- SHORT PROBLEM -
Print the listing in its entirety and exactly, leaving out images.

[Figure contents as structured data]

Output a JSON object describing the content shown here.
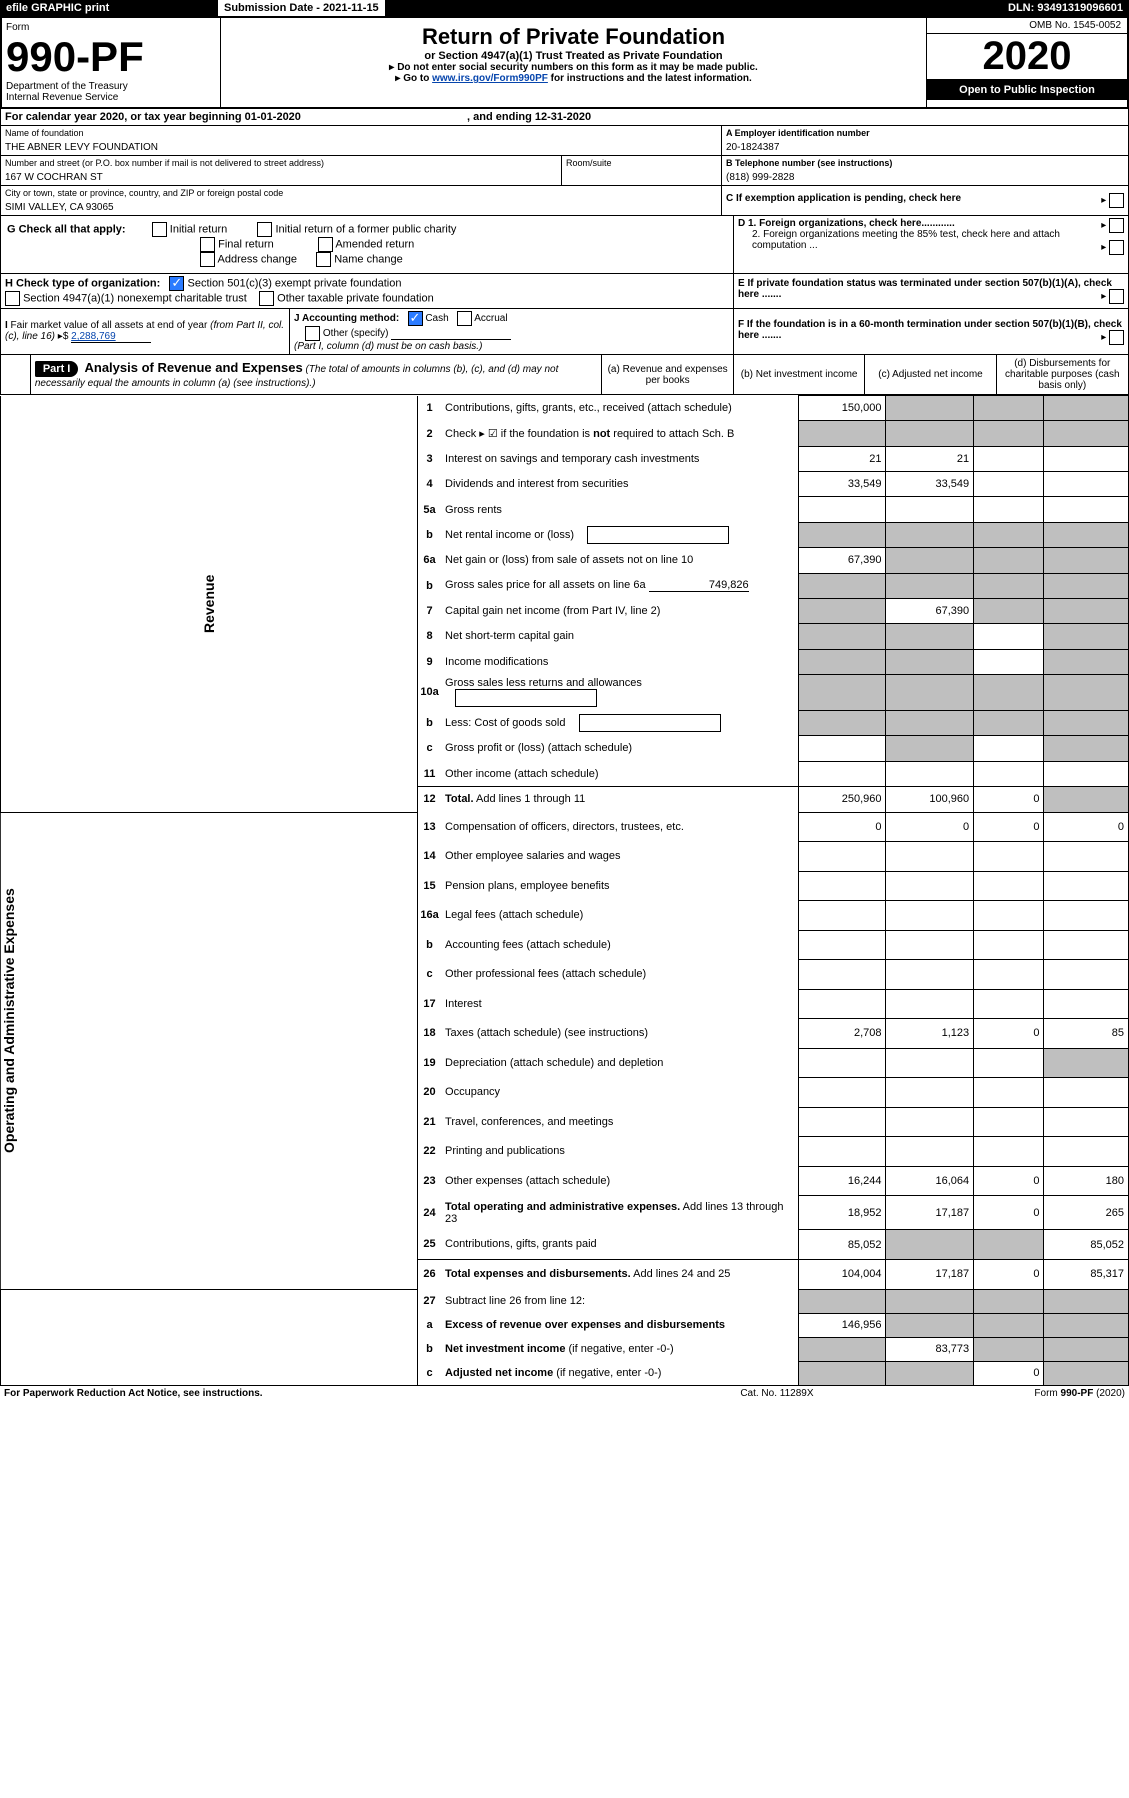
{
  "topbar": {
    "efile": "efile GRAPHIC print",
    "subm_label": "Submission Date - 2021-11-15",
    "dln": "DLN: 93491319096601"
  },
  "header": {
    "form_word": "Form",
    "form_no": "990-PF",
    "dept": "Department of the Treasury",
    "irs": "Internal Revenue Service",
    "title": "Return of Private Foundation",
    "subtitle": "or Section 4947(a)(1) Trust Treated as Private Foundation",
    "note1": "Do not enter social security numbers on this form as it may be made public.",
    "note2_prefix": "Go to ",
    "note2_link": "www.irs.gov/Form990PF",
    "note2_suffix": " for instructions and the latest information.",
    "omb": "OMB No. 1545-0052",
    "year": "2020",
    "open": "Open to Public Inspection"
  },
  "cal": {
    "line": "For calendar year 2020, or tax year beginning 01-01-2020",
    "end": ", and ending 12-31-2020"
  },
  "ident": {
    "name_label": "Name of foundation",
    "name": "THE ABNER LEVY FOUNDATION",
    "addr_label": "Number and street (or P.O. box number if mail is not delivered to street address)",
    "addr": "167 W COCHRAN ST",
    "room_label": "Room/suite",
    "city_label": "City or town, state or province, country, and ZIP or foreign postal code",
    "city": "SIMI VALLEY, CA  93065",
    "a_label": "A Employer identification number",
    "a_val": "20-1824387",
    "b_label": "B Telephone number (see instructions)",
    "b_val": "(818) 999-2828",
    "c_label": "C If exemption application is pending, check here"
  },
  "g": {
    "label": "G Check all that apply:",
    "opts": [
      "Initial return",
      "Final return",
      "Address change",
      "Initial return of a former public charity",
      "Amended return",
      "Name change"
    ]
  },
  "h": {
    "label": "H Check type of organization:",
    "opt1": "Section 501(c)(3) exempt private foundation",
    "opt2": "Section 4947(a)(1) nonexempt charitable trust",
    "opt3": "Other taxable private foundation"
  },
  "d": {
    "d1": "D 1. Foreign organizations, check here............",
    "d2": "2. Foreign organizations meeting the 85% test, check here and attach computation ..."
  },
  "e": "E  If private foundation status was terminated under section 507(b)(1)(A), check here .......",
  "f": "F  If the foundation is in a 60-month termination under section 507(b)(1)(B), check here .......",
  "i": {
    "label": "I Fair market value of all assets at end of year (from Part II, col. (c), line 16) ▸$ ",
    "val": "2,288,769"
  },
  "j": {
    "label": "J Accounting method:",
    "cash": "Cash",
    "accr": "Accrual",
    "other": "Other (specify)",
    "note": "(Part I, column (d) must be on cash basis.)"
  },
  "part1": {
    "label": "Part I",
    "title": "Analysis of Revenue and Expenses",
    "title_note": " (The total of amounts in columns (b), (c), and (d) may not necessarily equal the amounts in column (a) (see instructions).)",
    "cols": {
      "a": "(a)   Revenue and expenses per books",
      "b": "(b)   Net investment income",
      "c": "(c)   Adjusted net income",
      "d": "(d)  Disbursements for charitable purposes (cash basis only)"
    }
  },
  "vert": {
    "rev": "Revenue",
    "exp": "Operating and Administrative Expenses"
  },
  "rows": [
    {
      "n": "1",
      "t": "Contributions, gifts, grants, etc., received (attach schedule)",
      "a": "150,000",
      "b": "",
      "c": "",
      "d": "",
      "greyB": true,
      "greyC": true,
      "greyD": true
    },
    {
      "n": "2",
      "t": "Check ▸ ☑ if the foundation is <b>not</b> required to attach Sch. B",
      "noCells": true
    },
    {
      "n": "3",
      "t": "Interest on savings and temporary cash investments",
      "a": "21",
      "b": "21"
    },
    {
      "n": "4",
      "t": "Dividends and interest from securities",
      "a": "33,549",
      "b": "33,549"
    },
    {
      "n": "5a",
      "t": "Gross rents"
    },
    {
      "n": "b",
      "t": "Net rental income or (loss)",
      "inlineBox": true,
      "noCells": true
    },
    {
      "n": "6a",
      "t": "Net gain or (loss) from sale of assets not on line 10",
      "a": "67,390",
      "greyB": true,
      "greyC": true,
      "greyD": true
    },
    {
      "n": "b",
      "t": "Gross sales price for all assets on line 6a",
      "inlineVal": "749,826",
      "noCells": true
    },
    {
      "n": "7",
      "t": "Capital gain net income (from Part IV, line 2)",
      "b": "67,390",
      "greyA": true,
      "greyC": true,
      "greyD": true
    },
    {
      "n": "8",
      "t": "Net short-term capital gain",
      "greyA": true,
      "greyB": true,
      "greyD": true
    },
    {
      "n": "9",
      "t": "Income modifications",
      "greyA": true,
      "greyB": true,
      "greyD": true
    },
    {
      "n": "10a",
      "t": "Gross sales less returns and allowances",
      "inlineBox": true,
      "noCells": true
    },
    {
      "n": "b",
      "t": "Less: Cost of goods sold",
      "inlineBox": true,
      "noCells": true
    },
    {
      "n": "c",
      "t": "Gross profit or (loss) (attach schedule)",
      "greyB": true,
      "greyD": true
    },
    {
      "n": "11",
      "t": "Other income (attach schedule)"
    },
    {
      "n": "12",
      "t": "<b>Total.</b> Add lines 1 through 11",
      "a": "250,960",
      "b": "100,960",
      "c": "0",
      "greyD": true,
      "sect": true
    },
    {
      "n": "13",
      "t": "Compensation of officers, directors, trustees, etc.",
      "a": "0",
      "b": "0",
      "c": "0",
      "d": "0"
    },
    {
      "n": "14",
      "t": "Other employee salaries and wages"
    },
    {
      "n": "15",
      "t": "Pension plans, employee benefits"
    },
    {
      "n": "16a",
      "t": "Legal fees (attach schedule)"
    },
    {
      "n": "b",
      "t": "Accounting fees (attach schedule)"
    },
    {
      "n": "c",
      "t": "Other professional fees (attach schedule)"
    },
    {
      "n": "17",
      "t": "Interest"
    },
    {
      "n": "18",
      "t": "Taxes (attach schedule) (see instructions)",
      "a": "2,708",
      "b": "1,123",
      "c": "0",
      "d": "85"
    },
    {
      "n": "19",
      "t": "Depreciation (attach schedule) and depletion",
      "greyD": true
    },
    {
      "n": "20",
      "t": "Occupancy"
    },
    {
      "n": "21",
      "t": "Travel, conferences, and meetings"
    },
    {
      "n": "22",
      "t": "Printing and publications"
    },
    {
      "n": "23",
      "t": "Other expenses (attach schedule)",
      "a": "16,244",
      "b": "16,064",
      "c": "0",
      "d": "180"
    },
    {
      "n": "24",
      "t": "<b>Total operating and administrative expenses.</b> Add lines 13 through 23",
      "a": "18,952",
      "b": "17,187",
      "c": "0",
      "d": "265"
    },
    {
      "n": "25",
      "t": "Contributions, gifts, grants paid",
      "a": "85,052",
      "d": "85,052",
      "greyB": true,
      "greyC": true
    },
    {
      "n": "26",
      "t": "<b>Total expenses and disbursements.</b> Add lines 24 and 25",
      "a": "104,004",
      "b": "17,187",
      "c": "0",
      "d": "85,317",
      "sect": true
    },
    {
      "n": "27",
      "t": "Subtract line 26 from line 12:",
      "greyA": true,
      "greyB": true,
      "greyC": true,
      "greyD": true
    },
    {
      "n": "a",
      "t": "<b>Excess of revenue over expenses and disbursements</b>",
      "a": "146,956",
      "greyB": true,
      "greyC": true,
      "greyD": true
    },
    {
      "n": "b",
      "t": "<b>Net investment income</b> (if negative, enter -0-)",
      "b": "83,773",
      "greyA": true,
      "greyC": true,
      "greyD": true
    },
    {
      "n": "c",
      "t": "<b>Adjusted net income</b> (if negative, enter -0-)",
      "c": "0",
      "greyA": true,
      "greyB": true,
      "greyD": true
    }
  ],
  "footer": {
    "left": "For Paperwork Reduction Act Notice, see instructions.",
    "mid": "Cat. No. 11289X",
    "right": "Form 990-PF (2020)"
  }
}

- ANSWER FOR THE TASK -
Output a JSON object describing the content shown here.
{
  "topbar": {
    "efile": "efile GRAPHIC print",
    "subm_label": "Submission Date - 2021-11-15",
    "dln": "DLN: 93491319096601"
  },
  "header": {
    "form_word": "Form",
    "form_no": "990-PF",
    "dept": "Department of the Treasury",
    "irs": "Internal Revenue Service",
    "title": "Return of Private Foundation",
    "subtitle": "or Section 4947(a)(1) Trust Treated as Private Foundation",
    "note1": "Do not enter social security numbers on this form as it may be made public.",
    "note2_prefix": "Go to ",
    "note2_link": "www.irs.gov/Form990PF",
    "note2_suffix": " for instructions and the latest information.",
    "omb": "OMB No. 1545-0052",
    "year": "2020",
    "open": "Open to Public Inspection"
  },
  "cal": {
    "line": "For calendar year 2020, or tax year beginning 01-01-2020",
    "end": ", and ending 12-31-2020"
  },
  "ident": {
    "name_label": "Name of foundation",
    "name": "THE ABNER LEVY FOUNDATION",
    "addr_label": "Number and street (or P.O. box number if mail is not delivered to street address)",
    "addr": "167 W COCHRAN ST",
    "room_label": "Room/suite",
    "city_label": "City or town, state or province, country, and ZIP or foreign postal code",
    "city": "SIMI VALLEY, CA  93065",
    "a_label": "A Employer identification number",
    "a_val": "20-1824387",
    "b_label": "B Telephone number (see instructions)",
    "b_val": "(818) 999-2828",
    "c_label": "C If exemption application is pending, check here"
  },
  "g": {
    "label": "G Check all that apply:",
    "opts": [
      "Initial return",
      "Final return",
      "Address change",
      "Initial return of a former public charity",
      "Amended return",
      "Name change"
    ]
  },
  "h": {
    "label": "H Check type of organization:",
    "opt1": "Section 501(c)(3) exempt private foundation",
    "opt2": "Section 4947(a)(1) nonexempt charitable trust",
    "opt3": "Other taxable private foundation"
  },
  "d": {
    "d1": "D 1. Foreign organizations, check here............",
    "d2": "2. Foreign organizations meeting the 85% test, check here and attach computation ..."
  },
  "e": "E  If private foundation status was terminated under section 507(b)(1)(A), check here .......",
  "f": "F  If the foundation is in a 60-month termination under section 507(b)(1)(B), check here .......",
  "i": {
    "label": "I Fair market value of all assets at end of year (from Part II, col. (c), line 16) ▸$ ",
    "val": "2,288,769"
  },
  "j": {
    "label": "J Accounting method:",
    "cash": "Cash",
    "accr": "Accrual",
    "other": "Other (specify)",
    "note": "(Part I, column (d) must be on cash basis.)"
  },
  "part1": {
    "label": "Part I",
    "title": "Analysis of Revenue and Expenses",
    "title_note": " (The total of amounts in columns (b), (c), and (d) may not necessarily equal the amounts in column (a) (see instructions).)",
    "cols": {
      "a": "(a)   Revenue and expenses per books",
      "b": "(b)   Net investment income",
      "c": "(c)   Adjusted net income",
      "d": "(d)  Disbursements for charitable purposes (cash basis only)"
    }
  },
  "vert": {
    "rev": "Revenue",
    "exp": "Operating and Administrative Expenses"
  },
  "rows": [
    {
      "n": "1",
      "t": "Contributions, gifts, grants, etc., received (attach schedule)",
      "a": "150,000",
      "b": "",
      "c": "",
      "d": "",
      "greyB": true,
      "greyC": true,
      "greyD": true
    },
    {
      "n": "2",
      "t": "Check ▸ ☑ if the foundation is <b>not</b> required to attach Sch. B",
      "noCells": true
    },
    {
      "n": "3",
      "t": "Interest on savings and temporary cash investments",
      "a": "21",
      "b": "21"
    },
    {
      "n": "4",
      "t": "Dividends and interest from securities",
      "a": "33,549",
      "b": "33,549"
    },
    {
      "n": "5a",
      "t": "Gross rents"
    },
    {
      "n": "b",
      "t": "Net rental income or (loss)",
      "inlineBox": true,
      "noCells": true
    },
    {
      "n": "6a",
      "t": "Net gain or (loss) from sale of assets not on line 10",
      "a": "67,390",
      "greyB": true,
      "greyC": true,
      "greyD": true
    },
    {
      "n": "b",
      "t": "Gross sales price for all assets on line 6a",
      "inlineVal": "749,826",
      "noCells": true
    },
    {
      "n": "7",
      "t": "Capital gain net income (from Part IV, line 2)",
      "b": "67,390",
      "greyA": true,
      "greyC": true,
      "greyD": true
    },
    {
      "n": "8",
      "t": "Net short-term capital gain",
      "greyA": true,
      "greyB": true,
      "greyD": true
    },
    {
      "n": "9",
      "t": "Income modifications",
      "greyA": true,
      "greyB": true,
      "greyD": true
    },
    {
      "n": "10a",
      "t": "Gross sales less returns and allowances",
      "inlineBox": true,
      "noCells": true
    },
    {
      "n": "b",
      "t": "Less: Cost of goods sold",
      "inlineBox": true,
      "noCells": true
    },
    {
      "n": "c",
      "t": "Gross profit or (loss) (attach schedule)",
      "greyB": true,
      "greyD": true
    },
    {
      "n": "11",
      "t": "Other income (attach schedule)"
    },
    {
      "n": "12",
      "t": "<b>Total.</b> Add lines 1 through 11",
      "a": "250,960",
      "b": "100,960",
      "c": "0",
      "greyD": true,
      "sect": true
    },
    {
      "n": "13",
      "t": "Compensation of officers, directors, trustees, etc.",
      "a": "0",
      "b": "0",
      "c": "0",
      "d": "0"
    },
    {
      "n": "14",
      "t": "Other employee salaries and wages"
    },
    {
      "n": "15",
      "t": "Pension plans, employee benefits"
    },
    {
      "n": "16a",
      "t": "Legal fees (attach schedule)"
    },
    {
      "n": "b",
      "t": "Accounting fees (attach schedule)"
    },
    {
      "n": "c",
      "t": "Other professional fees (attach schedule)"
    },
    {
      "n": "17",
      "t": "Interest"
    },
    {
      "n": "18",
      "t": "Taxes (attach schedule) (see instructions)",
      "a": "2,708",
      "b": "1,123",
      "c": "0",
      "d": "85"
    },
    {
      "n": "19",
      "t": "Depreciation (attach schedule) and depletion",
      "greyD": true
    },
    {
      "n": "20",
      "t": "Occupancy"
    },
    {
      "n": "21",
      "t": "Travel, conferences, and meetings"
    },
    {
      "n": "22",
      "t": "Printing and publications"
    },
    {
      "n": "23",
      "t": "Other expenses (attach schedule)",
      "a": "16,244",
      "b": "16,064",
      "c": "0",
      "d": "180"
    },
    {
      "n": "24",
      "t": "<b>Total operating and administrative expenses.</b> Add lines 13 through 23",
      "a": "18,952",
      "b": "17,187",
      "c": "0",
      "d": "265"
    },
    {
      "n": "25",
      "t": "Contributions, gifts, grants paid",
      "a": "85,052",
      "d": "85,052",
      "greyB": true,
      "greyC": true
    },
    {
      "n": "26",
      "t": "<b>Total expenses and disbursements.</b> Add lines 24 and 25",
      "a": "104,004",
      "b": "17,187",
      "c": "0",
      "d": "85,317",
      "sect": true
    },
    {
      "n": "27",
      "t": "Subtract line 26 from line 12:",
      "greyA": true,
      "greyB": true,
      "greyC": true,
      "greyD": true
    },
    {
      "n": "a",
      "t": "<b>Excess of revenue over expenses and disbursements</b>",
      "a": "146,956",
      "greyB": true,
      "greyC": true,
      "greyD": true
    },
    {
      "n": "b",
      "t": "<b>Net investment income</b> (if negative, enter -0-)",
      "b": "83,773",
      "greyA": true,
      "greyC": true,
      "greyD": true
    },
    {
      "n": "c",
      "t": "<b>Adjusted net income</b> (if negative, enter -0-)",
      "c": "0",
      "greyA": true,
      "greyB": true,
      "greyD": true
    }
  ],
  "footer": {
    "left": "For Paperwork Reduction Act Notice, see instructions.",
    "mid": "Cat. No. 11289X",
    "right": "Form 990-PF (2020)"
  }
}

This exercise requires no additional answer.